Items from a figure collection:

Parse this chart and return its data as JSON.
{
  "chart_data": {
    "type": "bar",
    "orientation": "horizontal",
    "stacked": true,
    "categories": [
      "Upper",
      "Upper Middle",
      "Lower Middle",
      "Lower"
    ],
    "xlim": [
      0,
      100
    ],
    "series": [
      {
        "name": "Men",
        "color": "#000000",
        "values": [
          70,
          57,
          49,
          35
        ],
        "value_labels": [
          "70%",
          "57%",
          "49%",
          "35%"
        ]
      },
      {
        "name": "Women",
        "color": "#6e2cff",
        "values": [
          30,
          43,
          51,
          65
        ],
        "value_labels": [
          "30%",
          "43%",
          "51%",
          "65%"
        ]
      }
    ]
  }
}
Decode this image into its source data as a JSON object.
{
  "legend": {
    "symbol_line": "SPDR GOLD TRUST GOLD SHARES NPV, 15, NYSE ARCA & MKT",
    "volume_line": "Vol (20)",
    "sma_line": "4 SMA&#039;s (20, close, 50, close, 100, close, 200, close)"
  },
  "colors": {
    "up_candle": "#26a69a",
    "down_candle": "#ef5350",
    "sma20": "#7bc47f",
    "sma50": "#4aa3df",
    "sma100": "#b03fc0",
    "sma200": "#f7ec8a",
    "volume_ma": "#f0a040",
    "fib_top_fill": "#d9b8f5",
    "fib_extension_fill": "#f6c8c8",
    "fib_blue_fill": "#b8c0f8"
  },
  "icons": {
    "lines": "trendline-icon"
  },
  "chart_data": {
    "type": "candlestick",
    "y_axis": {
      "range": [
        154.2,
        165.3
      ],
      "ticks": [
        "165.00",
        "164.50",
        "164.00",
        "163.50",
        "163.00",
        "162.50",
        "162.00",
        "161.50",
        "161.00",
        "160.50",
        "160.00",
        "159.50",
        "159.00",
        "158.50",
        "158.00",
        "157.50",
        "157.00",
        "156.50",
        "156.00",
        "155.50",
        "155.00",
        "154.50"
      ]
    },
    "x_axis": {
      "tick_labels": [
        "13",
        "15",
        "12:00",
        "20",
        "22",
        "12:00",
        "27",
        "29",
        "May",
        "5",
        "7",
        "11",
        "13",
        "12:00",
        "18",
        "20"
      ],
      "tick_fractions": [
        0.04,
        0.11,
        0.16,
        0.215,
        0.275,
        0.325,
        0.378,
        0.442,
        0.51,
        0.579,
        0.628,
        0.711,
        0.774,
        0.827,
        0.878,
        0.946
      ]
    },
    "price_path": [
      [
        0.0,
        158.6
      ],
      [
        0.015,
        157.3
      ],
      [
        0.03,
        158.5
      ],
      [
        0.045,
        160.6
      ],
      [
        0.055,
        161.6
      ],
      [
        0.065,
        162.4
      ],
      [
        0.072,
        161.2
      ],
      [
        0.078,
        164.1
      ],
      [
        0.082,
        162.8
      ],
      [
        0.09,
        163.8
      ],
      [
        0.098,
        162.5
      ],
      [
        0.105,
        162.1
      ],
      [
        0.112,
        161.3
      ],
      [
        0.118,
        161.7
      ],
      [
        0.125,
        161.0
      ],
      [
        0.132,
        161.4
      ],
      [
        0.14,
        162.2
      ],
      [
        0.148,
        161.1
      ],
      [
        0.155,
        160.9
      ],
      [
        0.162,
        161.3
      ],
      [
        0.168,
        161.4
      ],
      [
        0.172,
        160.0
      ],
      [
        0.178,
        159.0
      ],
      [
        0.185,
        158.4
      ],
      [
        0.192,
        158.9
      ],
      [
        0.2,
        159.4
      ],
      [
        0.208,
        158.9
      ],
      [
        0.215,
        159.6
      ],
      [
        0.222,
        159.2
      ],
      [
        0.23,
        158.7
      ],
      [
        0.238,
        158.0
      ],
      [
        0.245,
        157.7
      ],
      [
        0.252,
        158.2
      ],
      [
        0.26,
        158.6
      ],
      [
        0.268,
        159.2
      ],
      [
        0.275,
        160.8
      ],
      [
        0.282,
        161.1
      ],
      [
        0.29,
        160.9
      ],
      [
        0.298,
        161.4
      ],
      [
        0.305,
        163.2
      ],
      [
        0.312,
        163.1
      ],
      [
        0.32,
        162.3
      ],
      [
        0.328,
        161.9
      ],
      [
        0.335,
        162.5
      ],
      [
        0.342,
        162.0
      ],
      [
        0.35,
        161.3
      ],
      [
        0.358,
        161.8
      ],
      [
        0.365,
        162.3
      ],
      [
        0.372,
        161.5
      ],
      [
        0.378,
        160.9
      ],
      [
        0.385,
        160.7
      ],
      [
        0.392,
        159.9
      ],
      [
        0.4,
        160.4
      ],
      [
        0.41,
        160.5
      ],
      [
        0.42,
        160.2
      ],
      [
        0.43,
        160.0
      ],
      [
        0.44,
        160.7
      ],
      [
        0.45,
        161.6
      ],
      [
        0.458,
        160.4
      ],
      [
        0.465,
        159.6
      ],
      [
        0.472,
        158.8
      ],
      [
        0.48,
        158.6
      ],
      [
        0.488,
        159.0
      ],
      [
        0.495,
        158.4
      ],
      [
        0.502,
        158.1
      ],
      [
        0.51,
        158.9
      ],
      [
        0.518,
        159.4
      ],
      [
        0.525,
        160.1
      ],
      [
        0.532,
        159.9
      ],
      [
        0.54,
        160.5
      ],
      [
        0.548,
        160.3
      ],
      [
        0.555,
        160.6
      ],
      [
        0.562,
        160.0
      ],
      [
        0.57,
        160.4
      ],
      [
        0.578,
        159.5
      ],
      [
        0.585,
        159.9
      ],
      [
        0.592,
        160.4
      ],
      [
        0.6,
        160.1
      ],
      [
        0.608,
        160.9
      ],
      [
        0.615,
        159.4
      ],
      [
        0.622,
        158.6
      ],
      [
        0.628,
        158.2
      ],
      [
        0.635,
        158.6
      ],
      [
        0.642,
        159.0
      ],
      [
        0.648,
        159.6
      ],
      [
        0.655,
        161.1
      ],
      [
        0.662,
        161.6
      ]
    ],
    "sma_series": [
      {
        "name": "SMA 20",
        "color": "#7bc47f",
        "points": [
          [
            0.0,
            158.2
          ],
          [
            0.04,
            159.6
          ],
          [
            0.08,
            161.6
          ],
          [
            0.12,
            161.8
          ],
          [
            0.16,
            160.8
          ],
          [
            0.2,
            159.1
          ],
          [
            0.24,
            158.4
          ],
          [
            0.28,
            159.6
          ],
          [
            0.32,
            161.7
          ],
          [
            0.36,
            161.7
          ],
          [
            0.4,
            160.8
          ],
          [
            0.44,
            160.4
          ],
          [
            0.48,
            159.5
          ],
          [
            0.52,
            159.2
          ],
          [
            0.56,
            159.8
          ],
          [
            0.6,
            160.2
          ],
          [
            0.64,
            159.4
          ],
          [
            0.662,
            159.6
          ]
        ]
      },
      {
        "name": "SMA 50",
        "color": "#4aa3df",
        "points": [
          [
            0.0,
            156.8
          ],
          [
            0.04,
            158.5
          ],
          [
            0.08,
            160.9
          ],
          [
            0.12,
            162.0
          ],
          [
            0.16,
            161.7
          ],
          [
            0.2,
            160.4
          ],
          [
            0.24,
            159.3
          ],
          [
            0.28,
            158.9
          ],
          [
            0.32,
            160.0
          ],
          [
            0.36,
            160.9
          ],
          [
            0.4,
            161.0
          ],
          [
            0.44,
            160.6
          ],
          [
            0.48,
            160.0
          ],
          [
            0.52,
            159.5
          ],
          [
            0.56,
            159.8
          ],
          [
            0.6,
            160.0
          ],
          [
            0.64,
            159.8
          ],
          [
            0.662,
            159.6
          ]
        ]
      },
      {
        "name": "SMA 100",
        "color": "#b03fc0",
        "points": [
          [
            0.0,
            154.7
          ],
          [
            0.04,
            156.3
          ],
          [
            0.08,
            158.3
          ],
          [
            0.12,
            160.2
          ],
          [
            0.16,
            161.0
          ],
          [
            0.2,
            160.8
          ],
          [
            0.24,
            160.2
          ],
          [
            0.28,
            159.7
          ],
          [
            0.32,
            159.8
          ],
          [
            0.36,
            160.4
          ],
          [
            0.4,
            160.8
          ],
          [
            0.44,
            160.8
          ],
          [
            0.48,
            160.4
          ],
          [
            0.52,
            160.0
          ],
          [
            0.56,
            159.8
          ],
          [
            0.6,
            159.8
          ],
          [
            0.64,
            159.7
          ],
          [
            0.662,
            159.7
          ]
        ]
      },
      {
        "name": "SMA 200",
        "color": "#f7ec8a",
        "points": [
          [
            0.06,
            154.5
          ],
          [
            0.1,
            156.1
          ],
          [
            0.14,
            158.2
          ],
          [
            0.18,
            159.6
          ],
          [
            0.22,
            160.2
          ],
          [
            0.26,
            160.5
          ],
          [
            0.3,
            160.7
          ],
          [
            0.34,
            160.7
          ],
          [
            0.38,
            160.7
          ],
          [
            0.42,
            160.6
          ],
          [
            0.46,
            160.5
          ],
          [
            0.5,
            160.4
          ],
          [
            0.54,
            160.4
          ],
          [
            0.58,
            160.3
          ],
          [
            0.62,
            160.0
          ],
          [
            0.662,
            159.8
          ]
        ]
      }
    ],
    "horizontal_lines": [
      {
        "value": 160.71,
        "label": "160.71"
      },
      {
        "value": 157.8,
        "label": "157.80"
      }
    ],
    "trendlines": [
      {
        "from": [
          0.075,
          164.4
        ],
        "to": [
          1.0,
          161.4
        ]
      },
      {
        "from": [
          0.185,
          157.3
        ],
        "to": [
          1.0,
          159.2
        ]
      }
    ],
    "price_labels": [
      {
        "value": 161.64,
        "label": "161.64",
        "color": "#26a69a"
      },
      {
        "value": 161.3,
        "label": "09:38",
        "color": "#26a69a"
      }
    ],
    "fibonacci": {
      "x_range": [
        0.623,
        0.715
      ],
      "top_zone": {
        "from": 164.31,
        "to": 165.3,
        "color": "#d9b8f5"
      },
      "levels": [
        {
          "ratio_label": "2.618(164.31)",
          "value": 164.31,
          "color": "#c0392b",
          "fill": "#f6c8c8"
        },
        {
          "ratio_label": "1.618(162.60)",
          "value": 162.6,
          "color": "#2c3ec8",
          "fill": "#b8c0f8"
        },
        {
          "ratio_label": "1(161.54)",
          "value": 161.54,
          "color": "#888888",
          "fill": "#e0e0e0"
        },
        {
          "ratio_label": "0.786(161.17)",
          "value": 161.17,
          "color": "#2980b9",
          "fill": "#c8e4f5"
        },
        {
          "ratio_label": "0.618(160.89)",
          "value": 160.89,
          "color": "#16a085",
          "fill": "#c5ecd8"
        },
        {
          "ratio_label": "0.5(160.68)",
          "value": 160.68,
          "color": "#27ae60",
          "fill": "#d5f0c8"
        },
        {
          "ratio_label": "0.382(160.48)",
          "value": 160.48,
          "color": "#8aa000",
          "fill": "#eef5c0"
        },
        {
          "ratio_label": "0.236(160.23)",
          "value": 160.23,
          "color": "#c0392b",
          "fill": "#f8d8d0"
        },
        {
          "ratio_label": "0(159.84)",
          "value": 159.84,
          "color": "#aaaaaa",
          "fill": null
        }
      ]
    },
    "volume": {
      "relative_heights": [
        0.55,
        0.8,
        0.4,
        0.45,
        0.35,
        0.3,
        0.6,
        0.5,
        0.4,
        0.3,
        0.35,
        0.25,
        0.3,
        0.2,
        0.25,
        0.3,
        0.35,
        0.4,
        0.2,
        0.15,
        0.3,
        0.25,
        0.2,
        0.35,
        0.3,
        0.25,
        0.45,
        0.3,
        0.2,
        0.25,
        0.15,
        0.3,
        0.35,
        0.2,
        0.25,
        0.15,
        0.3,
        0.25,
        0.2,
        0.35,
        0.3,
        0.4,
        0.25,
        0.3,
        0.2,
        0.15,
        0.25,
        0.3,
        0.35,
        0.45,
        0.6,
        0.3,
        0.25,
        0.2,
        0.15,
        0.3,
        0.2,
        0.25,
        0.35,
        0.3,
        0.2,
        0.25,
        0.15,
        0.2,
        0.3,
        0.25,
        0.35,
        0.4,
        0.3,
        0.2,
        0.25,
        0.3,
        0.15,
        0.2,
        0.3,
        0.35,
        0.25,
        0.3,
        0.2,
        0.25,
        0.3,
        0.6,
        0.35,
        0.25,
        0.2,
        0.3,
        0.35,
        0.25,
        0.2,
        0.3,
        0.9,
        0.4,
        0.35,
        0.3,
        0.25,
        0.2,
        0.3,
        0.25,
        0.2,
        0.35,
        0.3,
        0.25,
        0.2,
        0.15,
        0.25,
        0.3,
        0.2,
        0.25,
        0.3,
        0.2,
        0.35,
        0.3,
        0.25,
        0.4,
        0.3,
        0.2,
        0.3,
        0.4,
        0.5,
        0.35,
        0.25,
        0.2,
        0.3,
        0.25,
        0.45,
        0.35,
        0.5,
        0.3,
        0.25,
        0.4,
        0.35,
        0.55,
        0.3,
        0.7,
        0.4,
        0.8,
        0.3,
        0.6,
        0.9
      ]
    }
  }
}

▶ [What needs to be done]: Check each line above for the word "name" and copy the ones that have it.

▶ [Solution]:
        "name": "Men",
        "name": "Women",
        "name": "SMA 20",
        "name": "SMA 50",
        "name": "SMA 100",
        "name": "SMA 200",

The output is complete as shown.